• Exercise description: Write out the data below exactly as given, without any of its pictures.

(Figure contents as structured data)
■ ■ ■ ■ ■ ■ ■

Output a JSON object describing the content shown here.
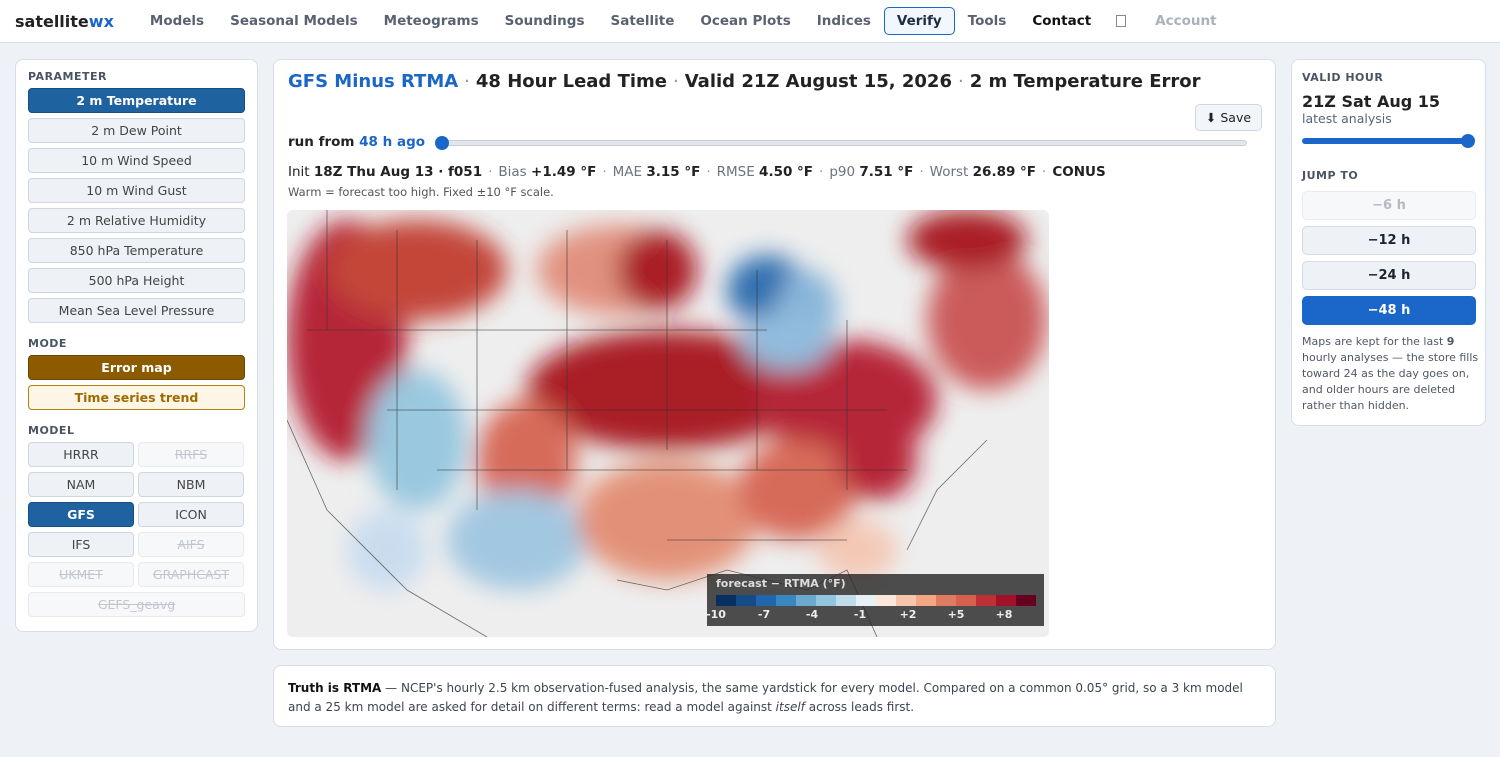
{
  "nav": {
    "brand": [
      "satellite",
      "wx"
    ],
    "items": [
      "Models",
      "Seasonal Models",
      "Meteograms",
      "Soundings",
      "Satellite",
      "Ocean Plots",
      "Indices",
      "Verify",
      "Tools",
      "Contact"
    ],
    "account": "Account"
  },
  "sidebar": {
    "parameter": {
      "label": "PARAMETER",
      "items": [
        "2 m Temperature",
        "2 m Dew Point",
        "10 m Wind Speed",
        "10 m Wind Gust",
        "2 m Relative Humidity",
        "850 hPa Temperature",
        "500 hPa Height",
        "Mean Sea Level Pressure"
      ]
    },
    "mode": {
      "label": "MODE",
      "items": [
        "Error map",
        "Time series trend"
      ]
    },
    "model": {
      "label": "MODEL",
      "items": [
        "HRRR",
        "RRFS",
        "NAM",
        "NBM",
        "GFS",
        "ICON",
        "IFS",
        "AIFS",
        "UKMET",
        "GRAPHCAST",
        "GEFS_geavg"
      ]
    }
  },
  "main": {
    "title": [
      "GFS Minus RTMA",
      "48 Hour Lead Time",
      "Valid 21Z August 15, 2026",
      "2 m Temperature Error"
    ],
    "separator": "·",
    "save": "⬇ Save",
    "run_from": [
      "run from",
      "48 h ago"
    ],
    "stats": [
      {
        "label": "Init",
        "value": "18Z Thu Aug 13 · f051"
      },
      {
        "label": "Bias",
        "value": "+1.49 °F"
      },
      {
        "label": "MAE",
        "value": "3.15 °F"
      },
      {
        "label": "RMSE",
        "value": "4.50 °F"
      },
      {
        "label": "p90",
        "value": "7.51 °F"
      },
      {
        "label": "Worst",
        "value": "26.89 °F"
      }
    ],
    "region": "CONUS",
    "note": "Warm = forecast too high. Fixed ±10 °F scale.",
    "colorbar": {
      "title": "forecast − RTMA (°F)",
      "ticks": [
        "-10",
        "-7",
        "-4",
        "-1",
        "+2",
        "+5",
        "+8"
      ]
    }
  },
  "right": {
    "label": "VALID HOUR",
    "hour": "21Z Sat Aug 15",
    "sub": "latest analysis",
    "jump_label": "JUMP TO",
    "jumps": [
      "−6 h",
      "−12 h",
      "−24 h",
      "−48 h"
    ],
    "note": [
      "Maps are kept for the last ",
      "9",
      " hourly analyses — the store fills toward 24 as the day goes on, and older hours are deleted rather than hidden."
    ]
  },
  "footer": [
    "Truth is RTMA",
    " — NCEP's hourly 2.5 km observation-fused analysis, the same yardstick for every model. Compared on a common 0.05° grid, so a 3 km model and a 25 km model are asked for detail on different terms: read a model against ",
    "itself",
    " across leads first."
  ]
}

■ ■ ■ ■ ■ ■ ■

• Correct result:
Output a JSON object describing the content shown here.
{
  "nav": {
    "brand": [
      "satellite",
      "wx"
    ],
    "items": [
      "Models",
      "Seasonal Models",
      "Meteograms",
      "Soundings",
      "Satellite",
      "Ocean Plots",
      "Indices",
      "Verify",
      "Tools",
      "Contact"
    ],
    "account": "Account"
  },
  "sidebar": {
    "parameter": {
      "label": "PARAMETER",
      "items": [
        "2 m Temperature",
        "2 m Dew Point",
        "10 m Wind Speed",
        "10 m Wind Gust",
        "2 m Relative Humidity",
        "850 hPa Temperature",
        "500 hPa Height",
        "Mean Sea Level Pressure"
      ]
    },
    "mode": {
      "label": "MODE",
      "items": [
        "Error map",
        "Time series trend"
      ]
    },
    "model": {
      "label": "MODEL",
      "items": [
        "HRRR",
        "RRFS",
        "NAM",
        "NBM",
        "GFS",
        "ICON",
        "IFS",
        "AIFS",
        "UKMET",
        "GRAPHCAST",
        "GEFS_geavg"
      ]
    }
  },
  "main": {
    "title": [
      "GFS Minus RTMA",
      "48 Hour Lead Time",
      "Valid 21Z August 15, 2026",
      "2 m Temperature Error"
    ],
    "separator": "·",
    "save": "⬇ Save",
    "run_from": [
      "run from",
      "48 h ago"
    ],
    "stats": [
      {
        "label": "Init",
        "value": "18Z Thu Aug 13 · f051"
      },
      {
        "label": "Bias",
        "value": "+1.49 °F"
      },
      {
        "label": "MAE",
        "value": "3.15 °F"
      },
      {
        "label": "RMSE",
        "value": "4.50 °F"
      },
      {
        "label": "p90",
        "value": "7.51 °F"
      },
      {
        "label": "Worst",
        "value": "26.89 °F"
      }
    ],
    "region": "CONUS",
    "note": "Warm = forecast too high. Fixed ±10 °F scale.",
    "colorbar": {
      "title": "forecast − RTMA (°F)",
      "ticks": [
        "-10",
        "-7",
        "-4",
        "-1",
        "+2",
        "+5",
        "+8"
      ]
    }
  },
  "right": {
    "label": "VALID HOUR",
    "hour": "21Z Sat Aug 15",
    "sub": "latest analysis",
    "jump_label": "JUMP TO",
    "jumps": [
      "−6 h",
      "−12 h",
      "−24 h",
      "−48 h"
    ],
    "note": [
      "Maps are kept for the last ",
      "9",
      " hourly analyses — the store fills toward 24 as the day goes on, and older hours are deleted rather than hidden."
    ]
  },
  "footer": [
    "Truth is RTMA",
    " — NCEP's hourly 2.5 km observation-fused analysis, the same yardstick for every model. Compared on a common 0.05° grid, so a 3 km model and a 25 km model are asked for detail on different terms: read a model against ",
    "itself",
    " across leads first."
  ]
}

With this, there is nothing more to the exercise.